Kutipan Teks:

ACT pun mendapat kepercayaan dari Pemerintah Daerah Aceh Utara untuk membangun kawasan hunian yang kemudian didirikan di Desa Blang Adoe, Kecamatan Kuta Makmur, Aceh Utara di atas lahan seluas 5 hektar milik pemerintah daerah setempat.

Hunian dengan 120 kamar itu rampung dalam waktu satu bulan. Lengkap dengan segala fasilitas yang disebutkan di atas. Integrated Community Shelter (ICS) Rohingya di Desa Blang Adoe ini pun kemudian disebutkan banyak pihak sebagai tempat hunian terbaik yang dibangun untuk Rohingya, dibanding dengan tempat hunian serupa yang ada di beberapa negara lain.

Bersama lembaga internasional, nasional dan lokal, ACT masih terlibat hingga saat ini. ACT juga menjadi bagian dalam ‘working group’ yang menangani pendidikan anak-anak dan pelatihan keterampilan pengungsi. ACT bahkan masih menjadi penyedia kebutuhan listrik dan air minum bagi pengungsi Rohingya. Sedangkan program pemberdayaan yang masih berjalan adalah pelatihan menjahit. Program ini juga melibatkan masyarakat sekitar dari Desa  Blang Adoe.

Tujuan: Kembalikan bagian teks tentang hunian pengungsi Rohingya di Aceh Utara antara "Hunian dengan 120" dan "Desa  Blang Adoe.", termasuk keduanya, tanpa perubahan apa pun.

Materi Tersedia:
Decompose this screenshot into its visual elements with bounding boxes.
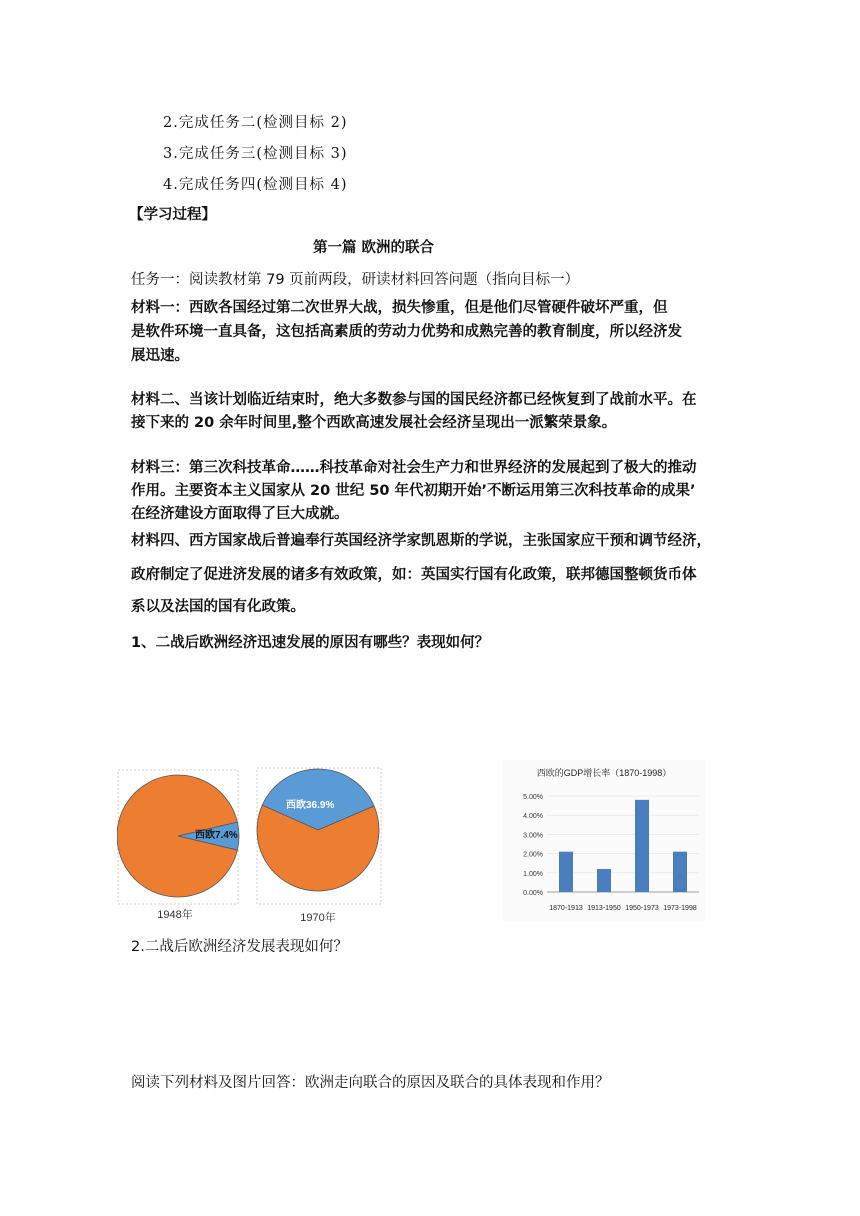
bar [597,869,611,892]
y-tick-label: 3.00% [523,832,543,840]
bar [673,852,687,892]
material-4-line: 系以及法国的国有化政策。 [131,599,305,615]
goal-item-3: 3.完成任务三(检测目标 3) [163,146,348,162]
material-3-line: 作用。主要资本主义国家从 20 世纪 50 年代初期开始’不断运用第三次科技革命的成果’ [131,483,696,499]
material-2-line: 材料二、当该计划临近结束时，绝大多数参与国的国民经济都已经恢复到了战前水平。在 [131,392,697,408]
x-tick-label: 1913-1950 [587,905,621,912]
material-1-line: 展迅速。 [131,348,189,364]
gdp-bar-chart-svg [503,760,705,922]
y-tick-label: 2.00% [523,851,543,859]
material-3-line: 在经济建设方面取得了巨大成就。 [131,506,349,522]
pie-chart-1948 [117,766,241,926]
question-1: 1、二战后欧洲经济迅速发展的原因有哪些？表现如何？ [131,635,490,651]
question-2: 2.二战后欧洲经济发展表现如何？ [131,939,348,955]
pie-slice-label: 西欧36.9% [286,800,335,811]
pie-chart-1948-svg [117,766,241,926]
material-4-line: 政府制定了促进济发展的诸多有效政策，如：英国实行国有化政策，联邦德国整顿货币体 [131,567,697,583]
y-tick-label: 1.00% [523,870,543,878]
question-3: 阅读下列材料及图片回答：欧洲走向联合的原因及联合的具体表现和作用？ [131,1075,610,1091]
chart-title: 西欧的GDP增长率（1870-1998） [536,768,672,778]
x-tick-label: 1950-1973 [625,905,659,912]
bar [559,852,573,892]
y-tick-label: 0.00% [523,890,543,897]
pie-year-label: 1970年 [300,912,336,924]
material-1-line: 是软件环境一直具备，这包括高素质的劳动力优势和成熟完善的教育制度，所以经济发 [131,324,682,340]
material-3-line: 材料三：第三次科技革命……科技革命对社会生产力和世界经济的发展起到了极大的推动 [131,460,697,476]
bar [635,800,649,892]
pie-year-label: 1948年 [157,909,193,921]
goal-item-4: 4.完成任务四(检测目标 4) [163,177,348,193]
pie-chart-1970-svg [256,766,384,926]
chapter-title: 第一篇 欧洲的联合 [313,240,435,256]
pie-chart-1970 [256,766,384,926]
y-tick-label: 4.00% [523,813,543,821]
material-4-line: 材料四、西方国家战后普遍奉行英国经济学家凯恩斯的学说，主张国家应干预和调节经济， [131,533,711,549]
gdp-bar-chart [503,760,705,922]
y-tick-label: 5.00% [523,794,543,801]
x-tick-label: 1870-1913 [549,905,583,912]
section-heading: 【学习过程】 [129,207,216,223]
pie-slice-label: 西欧7.4% [195,830,238,841]
task1-intro: 任务一：阅读教材第 79 页前两段，研读材料回答问题（指向目标一） [131,272,580,288]
material-1-line: 材料一：西欧各国经过第二次世界大战，损失惨重，但是他们尽管硬件破坏严重，但 [131,300,668,316]
goal-item-2: 2.完成任务二(检测目标 2) [163,115,348,131]
x-tick-label: 1973-1998 [663,905,697,912]
material-2-line: 接下来的 20 余年时间里,整个西欧高速发展社会经济呈现出一派繁荣景象。 [131,415,617,431]
chart-background [503,760,705,922]
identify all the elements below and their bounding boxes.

Jawaban Tertulis:
Hunian dengan 120 kamar itu rampung dalam waktu satu bulan. Lengkap dengan segala fasilitas yang disebutkan di atas. Integrated Community Shelter (ICS) Rohingya di Desa Blang Adoe ini pun kemudian disebutkan banyak pihak sebagai tempat hunian terbaik yang dibangun untuk Rohingya, dibanding dengan tempat hunian serupa yang ada di beberapa negara lain.

Bersama lembaga internasional, nasional dan lokal, ACT masih terlibat hingga saat ini. ACT juga menjadi bagian dalam ‘working group’ yang menangani pendidikan anak-anak dan pelatihan keterampilan pengungsi. ACT bahkan masih menjadi penyedia kebutuhan listrik dan air minum bagi pengungsi Rohingya. Sedangkan program pemberdayaan yang masih berjalan adalah pelatihan menjahit. Program ini juga melibatkan masyarakat sekitar dari Desa  Blang Adoe.